Excerpted text:
________
NOW, THEREFORE, the County and the Escrow Agent, each intending to
be bound legally, covenant and agree as follows:
1. The Escrow Agent acknowledges to the County that the County,
simultaneously with the execution and delivery of this Agreement, has deposited
or caused to be deposited with the Escrow Agent the Authorized Escrow Investments
described in detail in Exhibit "A", which is attached hereto and is made part
hereof (the "Obligations"), together with certain cash, if any, in the amount set
forth in Exhibit "A".
2. The Escrow Agent acknowledges to the County that the Obligations
and the cash referred to in Paragraph 1 are held in trust by the Escrow Agent in
the name of the County and shall be subject to withdrawal and/or collection only
- 6 -
SECOND DRAFT - November 23, 1992
by the Escrow Agent, for application for proper purposes provided for in this
Agreement.
3. The County represents that the Obligations, including the
interest to be earned thereon, and the cash, if any, referred to in Paragraph 1
hereof will be sufficient for the following purposes at the following times:
(a) Payment of the interest due on the
Refunded 1985 Bonds in accordance with terms thereof and
of the Series 1985 Bonds Enabling Resolution on March 1
and September 1 of each of the years 1993 through 1995,
both inclusive;
(b) Payment on September 1 of each of the
years 1993 through 1995, both inclusive, of the
principal of the Refunded Series 1985 Bonds stated to
mature on each such date, in accordance with terms
thereof and of the Series 1985 Bonds Enabling
Resolution;
(c) Payment on September 1, 1995, of the
redemption price of the Refunded Series 1985 Bonds that
are stated to mature after September 1, 1995, which the
County heretofore has elected to redeem on such date, in
accordance with terms thereof and of the Series 1985
Bonds Resolution;
- 7 -
SECOND DRAFT - November 23, 1992
(d) Payment of the interest due on the
Series 1987 Bonds in accordance with terms thereof and
of the Series 1987 Bonds Enabling Resolution on March 1
and September 1 of each of the years 1993 through 1997,
both inclusive;
(e) Payment on September 1 of each of the
years 1993 through 1997, both inclusive, of the
principal of the Series 1987 Bonds stated to mature on
each such date, in accordance with terms thereof and of
the Series 1987 Bonds Enabling Resolution;
(f) Payment on September 1, 1997, of the
redemption price of the Series 1987 Bonds that are
stated to mature after September 1, 1997, which the
County heretofore has elected to redeem on such date in
accordance with terms thereof and of the Series 1987
Bonds Resolution;
(g) Payment of the fees of the Escrow Agent
relating to the administration of this Agreement, in the
amounts, if any, set forth in Exhibit "B", which is
attached hereto and made part hereof; and
(h) Payment of the fees of the Paying Agent
relating to the retirement of the Refunded Series 1985
- 8 -
SECOND DRAFT - November 23, 1992
Bonds and the Series 1987 Bonds, in the amounts and on
the dates set forth in Exhibit "B".
________
Data listing:
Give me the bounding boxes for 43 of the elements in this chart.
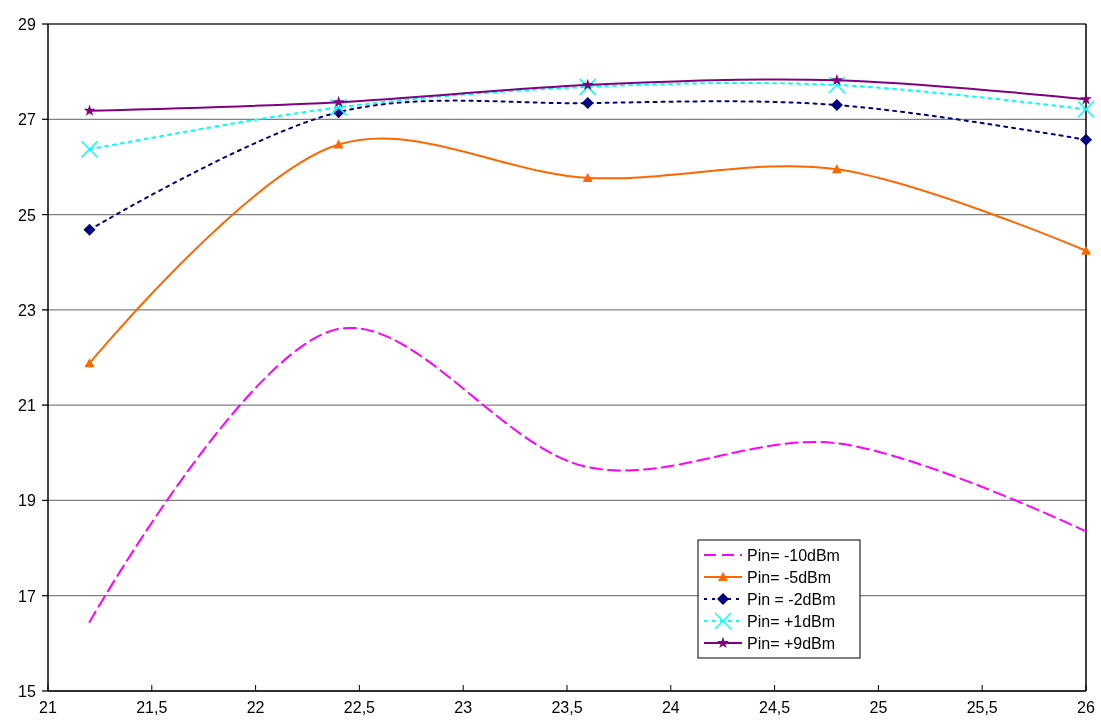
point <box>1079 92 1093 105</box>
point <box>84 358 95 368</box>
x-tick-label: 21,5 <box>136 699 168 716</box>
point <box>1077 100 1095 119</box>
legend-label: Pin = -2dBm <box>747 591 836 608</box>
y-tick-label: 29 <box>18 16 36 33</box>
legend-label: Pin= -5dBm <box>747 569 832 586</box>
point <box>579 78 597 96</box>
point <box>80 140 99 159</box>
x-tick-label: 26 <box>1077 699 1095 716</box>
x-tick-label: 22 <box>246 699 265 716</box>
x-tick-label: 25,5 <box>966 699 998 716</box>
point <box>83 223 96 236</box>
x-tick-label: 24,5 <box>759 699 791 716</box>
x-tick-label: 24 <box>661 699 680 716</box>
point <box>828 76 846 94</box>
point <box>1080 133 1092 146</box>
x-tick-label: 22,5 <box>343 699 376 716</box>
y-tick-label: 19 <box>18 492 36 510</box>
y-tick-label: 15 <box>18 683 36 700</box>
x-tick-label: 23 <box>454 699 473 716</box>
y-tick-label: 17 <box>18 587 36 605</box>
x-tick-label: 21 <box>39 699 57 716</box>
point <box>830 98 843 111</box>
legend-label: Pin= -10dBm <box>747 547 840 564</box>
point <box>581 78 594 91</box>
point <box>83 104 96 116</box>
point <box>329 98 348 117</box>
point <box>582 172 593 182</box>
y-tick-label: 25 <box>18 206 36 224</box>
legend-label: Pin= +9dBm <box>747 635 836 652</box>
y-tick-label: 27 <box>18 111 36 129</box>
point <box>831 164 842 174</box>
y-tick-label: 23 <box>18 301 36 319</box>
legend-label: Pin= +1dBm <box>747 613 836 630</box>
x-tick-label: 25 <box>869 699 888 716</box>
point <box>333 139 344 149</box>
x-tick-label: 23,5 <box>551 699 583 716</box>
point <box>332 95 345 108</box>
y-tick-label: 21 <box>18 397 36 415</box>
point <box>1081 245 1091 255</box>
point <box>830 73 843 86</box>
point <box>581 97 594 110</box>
________
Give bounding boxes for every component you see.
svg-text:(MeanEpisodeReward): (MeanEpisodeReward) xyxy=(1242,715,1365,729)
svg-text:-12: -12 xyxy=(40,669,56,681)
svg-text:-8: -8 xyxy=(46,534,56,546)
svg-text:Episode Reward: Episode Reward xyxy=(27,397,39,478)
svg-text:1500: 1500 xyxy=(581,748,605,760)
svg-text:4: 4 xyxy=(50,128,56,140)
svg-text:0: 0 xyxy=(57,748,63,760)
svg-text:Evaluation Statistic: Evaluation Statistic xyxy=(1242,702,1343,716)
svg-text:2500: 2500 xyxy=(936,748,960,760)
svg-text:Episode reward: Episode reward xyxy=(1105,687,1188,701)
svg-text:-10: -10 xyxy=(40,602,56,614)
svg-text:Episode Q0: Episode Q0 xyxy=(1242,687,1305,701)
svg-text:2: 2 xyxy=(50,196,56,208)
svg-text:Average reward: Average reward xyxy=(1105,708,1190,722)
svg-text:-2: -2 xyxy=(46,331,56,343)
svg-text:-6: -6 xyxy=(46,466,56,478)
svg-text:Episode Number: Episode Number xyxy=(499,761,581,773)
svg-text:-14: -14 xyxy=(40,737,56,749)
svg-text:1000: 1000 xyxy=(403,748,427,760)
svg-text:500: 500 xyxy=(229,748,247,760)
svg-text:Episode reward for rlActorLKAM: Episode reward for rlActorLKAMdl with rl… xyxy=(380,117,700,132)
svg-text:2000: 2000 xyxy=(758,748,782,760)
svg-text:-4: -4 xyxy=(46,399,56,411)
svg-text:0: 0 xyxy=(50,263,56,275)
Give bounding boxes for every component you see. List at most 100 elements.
________
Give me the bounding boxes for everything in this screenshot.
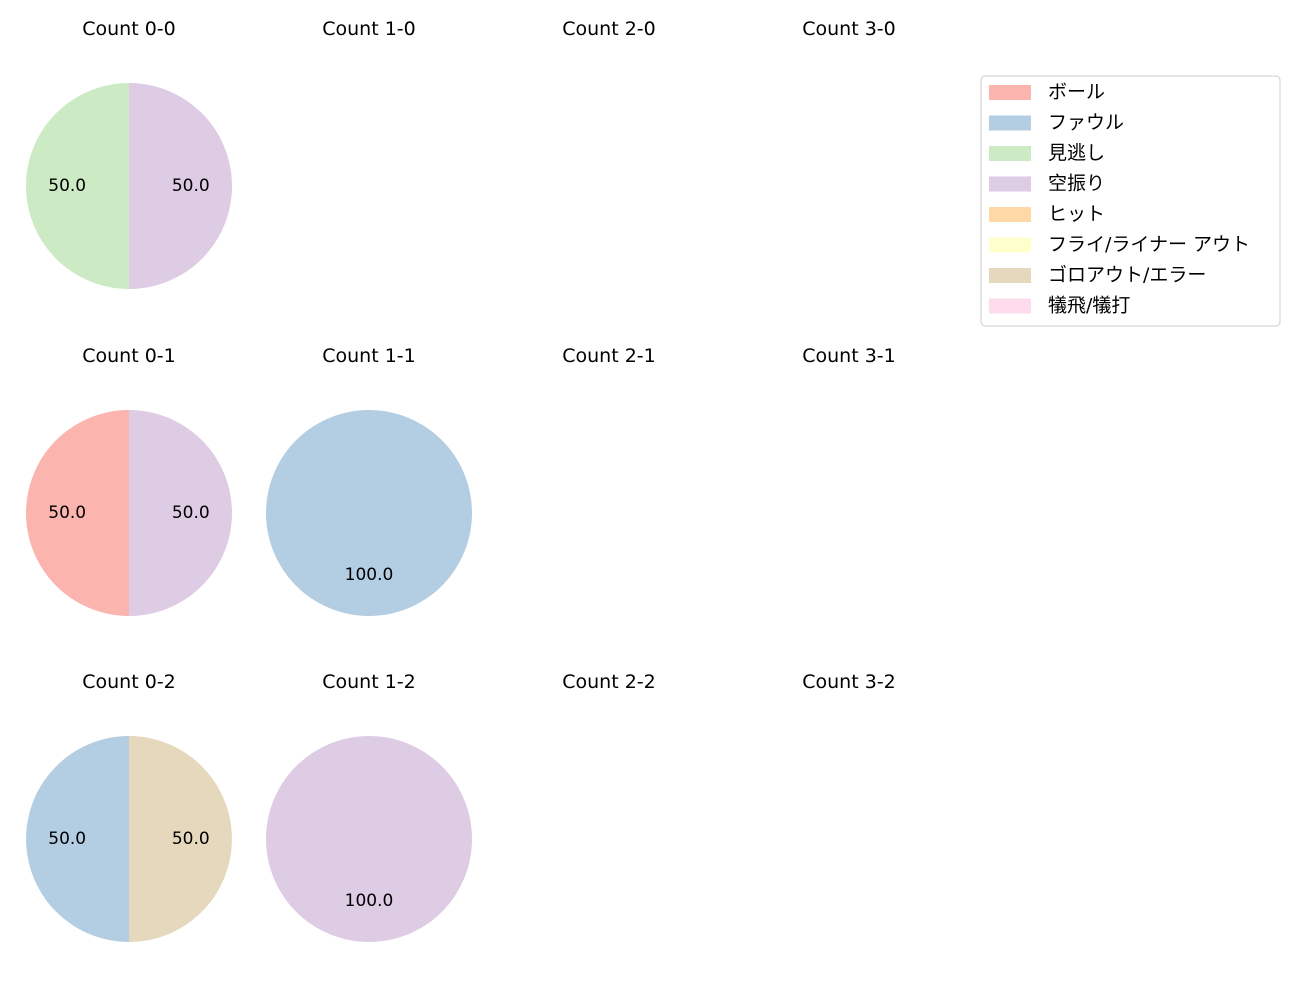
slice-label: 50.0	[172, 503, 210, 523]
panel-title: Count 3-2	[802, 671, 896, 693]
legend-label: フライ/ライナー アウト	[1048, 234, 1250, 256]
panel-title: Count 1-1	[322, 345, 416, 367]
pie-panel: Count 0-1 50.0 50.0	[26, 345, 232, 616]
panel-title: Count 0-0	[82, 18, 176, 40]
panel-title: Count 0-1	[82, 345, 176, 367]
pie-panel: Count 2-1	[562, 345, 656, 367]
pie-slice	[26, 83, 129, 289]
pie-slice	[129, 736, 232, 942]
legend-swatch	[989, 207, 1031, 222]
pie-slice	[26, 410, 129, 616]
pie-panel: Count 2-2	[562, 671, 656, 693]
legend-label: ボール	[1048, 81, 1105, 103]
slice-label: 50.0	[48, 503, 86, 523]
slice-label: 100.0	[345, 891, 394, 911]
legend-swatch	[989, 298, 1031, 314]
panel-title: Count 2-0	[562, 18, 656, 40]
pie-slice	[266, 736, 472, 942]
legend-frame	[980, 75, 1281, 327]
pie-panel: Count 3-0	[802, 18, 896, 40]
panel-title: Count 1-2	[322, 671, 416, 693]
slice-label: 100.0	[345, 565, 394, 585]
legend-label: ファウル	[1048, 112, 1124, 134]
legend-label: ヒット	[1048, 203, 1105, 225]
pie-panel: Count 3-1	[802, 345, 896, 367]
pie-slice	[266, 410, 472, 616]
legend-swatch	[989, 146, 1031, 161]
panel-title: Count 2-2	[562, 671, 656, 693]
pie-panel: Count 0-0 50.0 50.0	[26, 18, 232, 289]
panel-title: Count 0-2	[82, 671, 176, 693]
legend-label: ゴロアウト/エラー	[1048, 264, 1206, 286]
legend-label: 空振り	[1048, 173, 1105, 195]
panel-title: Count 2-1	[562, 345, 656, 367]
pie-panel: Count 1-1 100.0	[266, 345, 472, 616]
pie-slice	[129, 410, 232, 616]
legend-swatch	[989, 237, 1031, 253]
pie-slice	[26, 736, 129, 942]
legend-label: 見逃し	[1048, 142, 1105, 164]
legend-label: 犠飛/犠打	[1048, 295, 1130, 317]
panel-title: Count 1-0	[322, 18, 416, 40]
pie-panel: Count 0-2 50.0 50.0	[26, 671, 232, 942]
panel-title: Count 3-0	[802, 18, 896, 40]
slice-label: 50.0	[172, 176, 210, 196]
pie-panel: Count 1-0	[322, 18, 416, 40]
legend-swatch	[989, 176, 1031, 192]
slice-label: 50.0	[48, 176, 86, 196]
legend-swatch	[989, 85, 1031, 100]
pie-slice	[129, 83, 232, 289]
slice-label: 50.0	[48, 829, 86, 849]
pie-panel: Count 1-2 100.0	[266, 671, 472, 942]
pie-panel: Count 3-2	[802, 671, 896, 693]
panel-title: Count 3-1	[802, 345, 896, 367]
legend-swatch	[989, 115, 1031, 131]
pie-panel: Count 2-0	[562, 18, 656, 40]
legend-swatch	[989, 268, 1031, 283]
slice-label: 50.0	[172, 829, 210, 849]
________
Written instruction 1: Using the escrow agreement, explain in one to three sentences why a redemption price is to be paid on September 1, 1995, for the Refunded Series 1985 Bonds stated to mature after that date.
Written instruction 2: According to the escrow agreement, which exhibit sets forth the amounts of the Escrow Agent's fees for administering the agreement?
Written instruction 3: Resume the escrow agreement from its last sentence.

Final result 1: Those bonds are to be paid their redemption price on September 1, 1995, because the County has already elected to redeem them on that date. The payment is made in accordance with their terms and the Series 1985 Bonds Resolution.

Final result 2: Exhibit "B" sets forth those amounts.

Final result 3:
4. The County represents that the money required for payment of the
interest and principal with respect to the Refunded Series 1985 Bonds and the
Series 1987 Bonds in accordance with the provisions of Paragraph 3 on certain
dates shall be the amounts set forth in Exhibit "B", which is attached hereto and
which hereby is made a part hereof (excluding, however, any amounts therein
identified as being available for the payment of fees and expenses of the Paying
Agent and the Escrow Agent as escrow agent hereunder).
5. The Escrow Agent covenants and agrees to transfer to the Paying
Agent, by Federal funds wire transfer or such other means as is acceptable to the
Paying Agent, money in the amounts and on the dates set forth in Exhibit "B" and
identified as the funds required to meet the "Combined Defeasance Requirements"
with respect to the Refunded Series 1985 Bonds and the Series 1987 Bonds
(excluding, however, any amounts identified in such Exhibit as being available
for the payment of the fees and expenses of the Escrow Agent as escrow agent
hereunder, which may be withdrawn by the Escrow Agent in the amounts and on the
dates set forth in such Exhibit in payment of any such fees and expenses then due
and payable), such money being all or a portion, as applicable, of the matured
principal and interest of the Obligations and of the cash, if any, referred to
in Paragraph 1.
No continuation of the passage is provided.